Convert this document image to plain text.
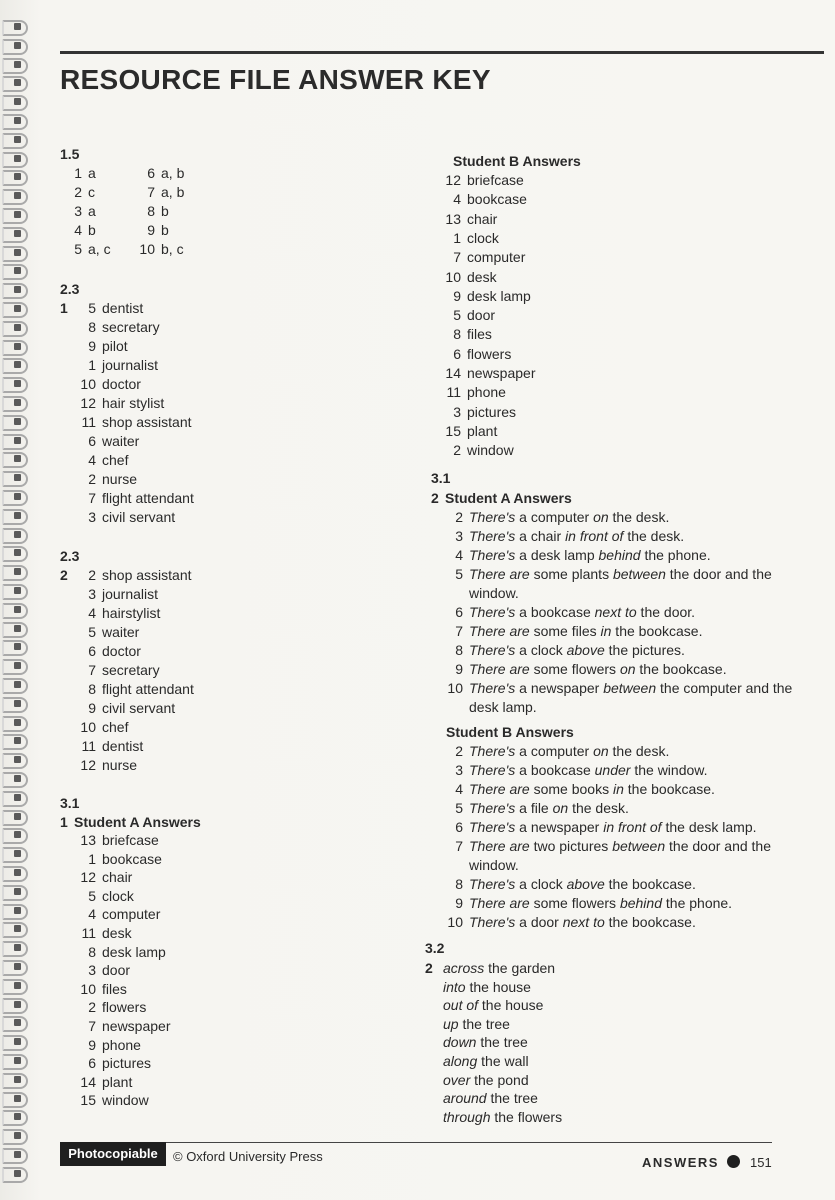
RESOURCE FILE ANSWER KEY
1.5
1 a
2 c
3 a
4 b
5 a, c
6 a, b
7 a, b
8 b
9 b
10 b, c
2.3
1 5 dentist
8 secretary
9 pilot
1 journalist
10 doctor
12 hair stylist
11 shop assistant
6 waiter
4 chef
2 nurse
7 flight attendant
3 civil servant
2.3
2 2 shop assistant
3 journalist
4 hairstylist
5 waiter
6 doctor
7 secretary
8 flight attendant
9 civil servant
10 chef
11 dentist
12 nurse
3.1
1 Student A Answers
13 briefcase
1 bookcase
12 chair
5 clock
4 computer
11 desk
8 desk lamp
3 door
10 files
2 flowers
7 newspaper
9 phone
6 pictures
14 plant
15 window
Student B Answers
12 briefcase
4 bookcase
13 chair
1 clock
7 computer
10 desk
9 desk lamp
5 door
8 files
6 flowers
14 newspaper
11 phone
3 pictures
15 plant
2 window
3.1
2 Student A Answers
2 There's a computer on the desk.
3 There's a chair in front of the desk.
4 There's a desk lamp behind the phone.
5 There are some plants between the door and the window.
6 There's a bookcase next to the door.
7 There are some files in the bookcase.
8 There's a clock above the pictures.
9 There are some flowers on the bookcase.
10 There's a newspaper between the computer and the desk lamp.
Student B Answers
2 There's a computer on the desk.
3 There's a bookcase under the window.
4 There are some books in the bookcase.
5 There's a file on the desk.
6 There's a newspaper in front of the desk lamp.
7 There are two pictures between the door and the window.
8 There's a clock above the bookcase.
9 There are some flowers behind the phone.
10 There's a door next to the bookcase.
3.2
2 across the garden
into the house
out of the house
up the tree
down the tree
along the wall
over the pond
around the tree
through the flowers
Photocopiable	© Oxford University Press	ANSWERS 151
=-=-=
§ **Exercise goal**
Make an exact copy of the whole listing, but don't bring over any pictures.

§ **Written reply**
Convert this document image to plain text.
RESOURCE FILE ANSWER KEY
1.5
1 a
2 c
3 a
4 b
5 a, c
6 a, b
7 a, b
8 b
9 b
10 b, c
2.3
1 5 dentist
8 secretary
9 pilot
1 journalist
10 doctor
12 hair stylist
11 shop assistant
6 waiter
4 chef
2 nurse
7 flight attendant
3 civil servant
2.3
2 2 shop assistant
3 journalist
4 hairstylist
5 waiter
6 doctor
7 secretary
8 flight attendant
9 civil servant
10 chef
11 dentist
12 nurse
3.1
1 Student A Answers
13 briefcase
1 bookcase
12 chair
5 clock
4 computer
11 desk
8 desk lamp
3 door
10 files
2 flowers
7 newspaper
9 phone
6 pictures
14 plant
15 window
Student B Answers
12 briefcase
4 bookcase
13 chair
1 clock
7 computer
10 desk
9 desk lamp
5 door
8 files
6 flowers
14 newspaper
11 phone
3 pictures
15 plant
2 window
3.1
2 Student A Answers
2 There's a computer on the desk.
3 There's a chair in front of the desk.
4 There's a desk lamp behind the phone.
5 There are some plants between the door and the window.
6 There's a bookcase next to the door.
7 There are some files in the bookcase.
8 There's a clock above the pictures.
9 There are some flowers on the bookcase.
10 There's a newspaper between the computer and the desk lamp.
Student B Answers
2 There's a computer on the desk.
3 There's a bookcase under the window.
4 There are some books in the bookcase.
5 There's a file on the desk.
6 There's a newspaper in front of the desk lamp.
7 There are two pictures between the door and the window.
8 There's a clock above the bookcase.
9 There are some flowers behind the phone.
10 There's a door next to the bookcase.
3.2
2 across the garden
into the house
out of the house
up the tree
down the tree
along the wall
over the pond
around the tree
through the flowers
Photocopiable	© Oxford University Press	ANSWERS 151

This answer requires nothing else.